• [Set exercise]:
From the entries below, gather every line containing the string "Reviewing".
▼
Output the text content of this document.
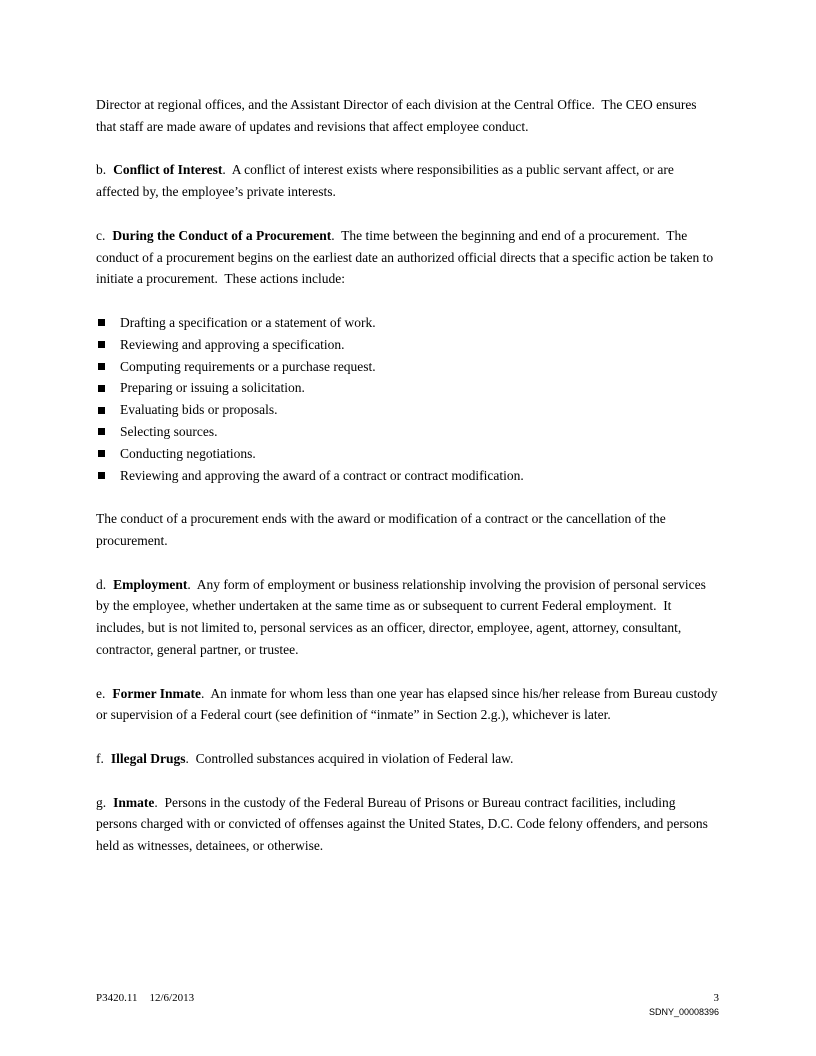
Director at regional offices, and the Assistant Director of each division at the Central Office.  The CEO ensures that staff are made aware of updates and revisions that affect employee conduct.

b. Conflict of Interest.  A conflict of interest exists where responsibilities as a public servant affect, or are affected by, the employee’s private interests.

c. During the Conduct of a Procurement.  The time between the beginning and end of a procurement.  The conduct of a procurement begins on the earliest date an authorized official directs that a specific action be taken to initiate a procurement.  These actions include:

Drafting a specification or a statement of work.
Reviewing and approving a specification.
Computing requirements or a purchase request.
Preparing or issuing a solicitation.
Evaluating bids or proposals.
Selecting sources.
Conducting negotiations.
Reviewing and approving the award of a contract or contract modification.

The conduct of a procurement ends with the award or modification of a contract or the cancellation of the procurement.

d. Employment.  Any form of employment or business relationship involving the provision of personal services by the employee, whether undertaken at the same time as or subsequent to current Federal employment.  It includes, but is not limited to, personal services as an officer, director, employee, agent, attorney, consultant, contractor, general partner, or trustee.

e. Former Inmate.  An inmate for whom less than one year has elapsed since his/her release from Bureau custody or supervision of a Federal court (see definition of “inmate” in Section 2.g.), whichever is later.

f. Illegal Drugs.  Controlled substances acquired in violation of Federal law.

g. Inmate.  Persons in the custody of the Federal Bureau of Prisons or Bureau contract facilities, including persons charged with or convicted of offenses against the United States, D.C. Code felony offenders, and persons held as witnesses, detainees, or otherwise.

P3420.11 12/6/2013	3
SDNY_00008396
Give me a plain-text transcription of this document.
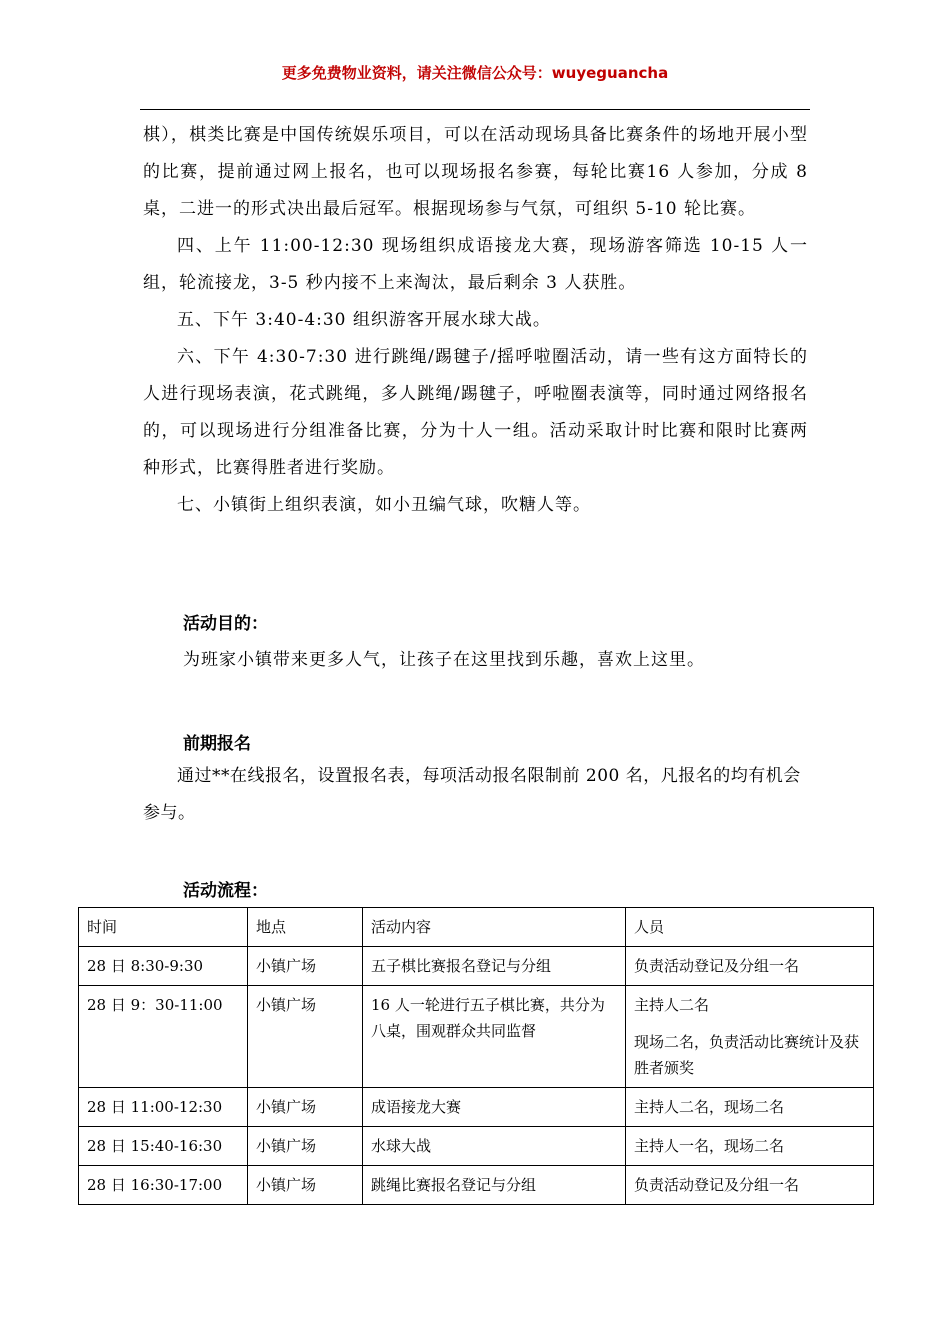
更多免费物业资料，请关注微信公众号：wuyeguancha

棋），棋类比赛是中国传统娱乐项目，可以在活动现场具备比赛条件的场地开展小型的比赛，提前通过网上报名，也可以现场报名参赛，每轮比赛16 人参加，分成 8 桌，二进一的形式决出最后冠军。根据现场参与气氛，可组织 5-10 轮比赛。

四、上午 11:00-12:30 现场组织成语接龙大赛，现场游客筛选 10-15 人一组，轮流接龙，3-5 秒内接不上来淘汰，最后剩余 3 人获胜。

五、下午 3:40-4:30 组织游客开展水球大战。

六、下午 4:30-7:30 进行跳绳/踢毽子/摇呼啦圈活动，请一些有这方面特长的人进行现场表演，花式跳绳，多人跳绳/踢毽子，呼啦圈表演等，同时通过网络报名的，可以现场进行分组准备比赛，分为十人一组。活动采取计时比赛和限时比赛两种形式，比赛得胜者进行奖励。

七、小镇街上组织表演，如小丑编气球，吹糖人等。

活动目的：
为班家小镇带来更多人气，让孩子在这里找到乐趣，喜欢上这里。
前期报名

通过**在线报名，设置报名表，每项活动报名限制前 200 名，凡报名的均有机会参与。

活动流程：
时间	地点	活动内容	人员
28 日 8:30-9:30	小镇广场	五子棋比赛报名登记与分组	负责活动登记及分组一名
28 日 9：30-11:00	小镇广场	16 人一轮进行五子棋比赛，共分为八桌，围观群众共同监督	主持人二名

现场二名，负责活动比赛统计及获胜者颁奖

28 日 11:00-12:30	小镇广场	成语接龙大赛	主持人二名，现场二名
28 日 15:40-16:30	小镇广场	水球大战	主持人一名，现场二名
28 日 16:30-17:00	小镇广场	跳绳比赛报名登记与分组	负责活动登记及分组一名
▲
• [Exercise response]:
Reviewing and approving a specification.
Reviewing and approving the award of a contract or contract modification.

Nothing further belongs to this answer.